- Data lines:
▬▬▬▬▬▬▬▬▬▬
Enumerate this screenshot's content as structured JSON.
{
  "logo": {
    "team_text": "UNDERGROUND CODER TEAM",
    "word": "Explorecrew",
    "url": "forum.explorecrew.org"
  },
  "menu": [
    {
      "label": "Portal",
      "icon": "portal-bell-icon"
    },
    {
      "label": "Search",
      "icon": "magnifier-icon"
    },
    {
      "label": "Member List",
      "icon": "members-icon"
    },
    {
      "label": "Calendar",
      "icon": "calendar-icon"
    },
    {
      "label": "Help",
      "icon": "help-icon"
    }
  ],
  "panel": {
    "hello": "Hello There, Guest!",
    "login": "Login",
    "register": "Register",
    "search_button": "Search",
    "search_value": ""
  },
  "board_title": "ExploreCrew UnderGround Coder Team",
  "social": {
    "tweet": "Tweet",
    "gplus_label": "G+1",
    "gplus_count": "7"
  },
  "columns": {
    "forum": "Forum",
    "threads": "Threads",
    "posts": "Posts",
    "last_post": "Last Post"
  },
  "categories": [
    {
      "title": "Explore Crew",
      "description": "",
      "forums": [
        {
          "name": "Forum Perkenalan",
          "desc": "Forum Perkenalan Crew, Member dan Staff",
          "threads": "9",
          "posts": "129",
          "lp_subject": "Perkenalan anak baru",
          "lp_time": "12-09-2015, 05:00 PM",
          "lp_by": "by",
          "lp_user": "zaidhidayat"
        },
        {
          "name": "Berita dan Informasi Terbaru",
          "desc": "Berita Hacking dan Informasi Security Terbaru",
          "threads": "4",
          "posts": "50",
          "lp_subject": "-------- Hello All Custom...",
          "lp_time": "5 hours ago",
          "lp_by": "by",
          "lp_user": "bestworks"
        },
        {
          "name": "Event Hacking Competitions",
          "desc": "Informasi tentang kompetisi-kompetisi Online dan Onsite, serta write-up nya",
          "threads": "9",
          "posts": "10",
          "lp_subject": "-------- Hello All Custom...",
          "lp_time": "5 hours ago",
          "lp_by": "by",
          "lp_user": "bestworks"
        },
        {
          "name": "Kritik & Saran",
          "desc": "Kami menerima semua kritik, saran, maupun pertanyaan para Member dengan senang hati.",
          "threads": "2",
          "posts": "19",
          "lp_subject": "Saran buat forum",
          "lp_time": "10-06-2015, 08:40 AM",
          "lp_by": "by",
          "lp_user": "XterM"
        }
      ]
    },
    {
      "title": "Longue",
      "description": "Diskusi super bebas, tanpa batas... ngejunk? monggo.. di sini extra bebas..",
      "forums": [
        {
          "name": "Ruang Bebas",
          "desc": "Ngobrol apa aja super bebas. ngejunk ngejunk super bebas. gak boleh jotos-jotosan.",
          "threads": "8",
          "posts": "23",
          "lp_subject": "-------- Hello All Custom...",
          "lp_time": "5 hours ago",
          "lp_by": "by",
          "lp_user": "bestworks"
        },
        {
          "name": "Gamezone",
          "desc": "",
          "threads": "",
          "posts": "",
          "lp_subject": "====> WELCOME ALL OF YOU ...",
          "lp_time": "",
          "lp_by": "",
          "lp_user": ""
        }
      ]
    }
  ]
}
▬▬▬▬▬▬▬▬▬▬
Exactly as written, please output every entry.

- Response below:
Enumerate this screenshot's content as structured JSON.
{
  "logo": {
    "team_text": "UNDERGROUND CODER TEAM",
    "word": "Explorecrew",
    "url": "forum.explorecrew.org"
  },
  "menu": [
    {
      "label": "Portal",
      "icon": "portal-bell-icon"
    },
    {
      "label": "Search",
      "icon": "magnifier-icon"
    },
    {
      "label": "Member List",
      "icon": "members-icon"
    },
    {
      "label": "Calendar",
      "icon": "calendar-icon"
    },
    {
      "label": "Help",
      "icon": "help-icon"
    }
  ],
  "panel": {
    "hello": "Hello There, Guest!",
    "login": "Login",
    "register": "Register",
    "search_button": "Search",
    "search_value": ""
  },
  "board_title": "ExploreCrew UnderGround Coder Team",
  "social": {
    "tweet": "Tweet",
    "gplus_label": "G+1",
    "gplus_count": "7"
  },
  "columns": {
    "forum": "Forum",
    "threads": "Threads",
    "posts": "Posts",
    "last_post": "Last Post"
  },
  "categories": [
    {
      "title": "Explore Crew",
      "description": "",
      "forums": [
        {
          "name": "Forum Perkenalan",
          "desc": "Forum Perkenalan Crew, Member dan Staff",
          "threads": "9",
          "posts": "129",
          "lp_subject": "Perkenalan anak baru",
          "lp_time": "12-09-2015, 05:00 PM",
          "lp_by": "by",
          "lp_user": "zaidhidayat"
        },
        {
          "name": "Berita dan Informasi Terbaru",
          "desc": "Berita Hacking dan Informasi Security Terbaru",
          "threads": "4",
          "posts": "50",
          "lp_subject": "-------- Hello All Custom...",
          "lp_time": "5 hours ago",
          "lp_by": "by",
          "lp_user": "bestworks"
        },
        {
          "name": "Event Hacking Competitions",
          "desc": "Informasi tentang kompetisi-kompetisi Online dan Onsite, serta write-up nya",
          "threads": "9",
          "posts": "10",
          "lp_subject": "-------- Hello All Custom...",
          "lp_time": "5 hours ago",
          "lp_by": "by",
          "lp_user": "bestworks"
        },
        {
          "name": "Kritik & Saran",
          "desc": "Kami menerima semua kritik, saran, maupun pertanyaan para Member dengan senang hati.",
          "threads": "2",
          "posts": "19",
          "lp_subject": "Saran buat forum",
          "lp_time": "10-06-2015, 08:40 AM",
          "lp_by": "by",
          "lp_user": "XterM"
        }
      ]
    },
    {
      "title": "Longue",
      "description": "Diskusi super bebas, tanpa batas... ngejunk? monggo.. di sini extra bebas..",
      "forums": [
        {
          "name": "Ruang Bebas",
          "desc": "Ngobrol apa aja super bebas. ngejunk ngejunk super bebas. gak boleh jotos-jotosan.",
          "threads": "8",
          "posts": "23",
          "lp_subject": "-------- Hello All Custom...",
          "lp_time": "5 hours ago",
          "lp_by": "by",
          "lp_user": "bestworks"
        },
        {
          "name": "Gamezone",
          "desc": "",
          "threads": "",
          "posts": "",
          "lp_subject": "====> WELCOME ALL OF YOU ...",
          "lp_time": "",
          "lp_by": "",
          "lp_user": ""
        }
      ]
    }
  ]
}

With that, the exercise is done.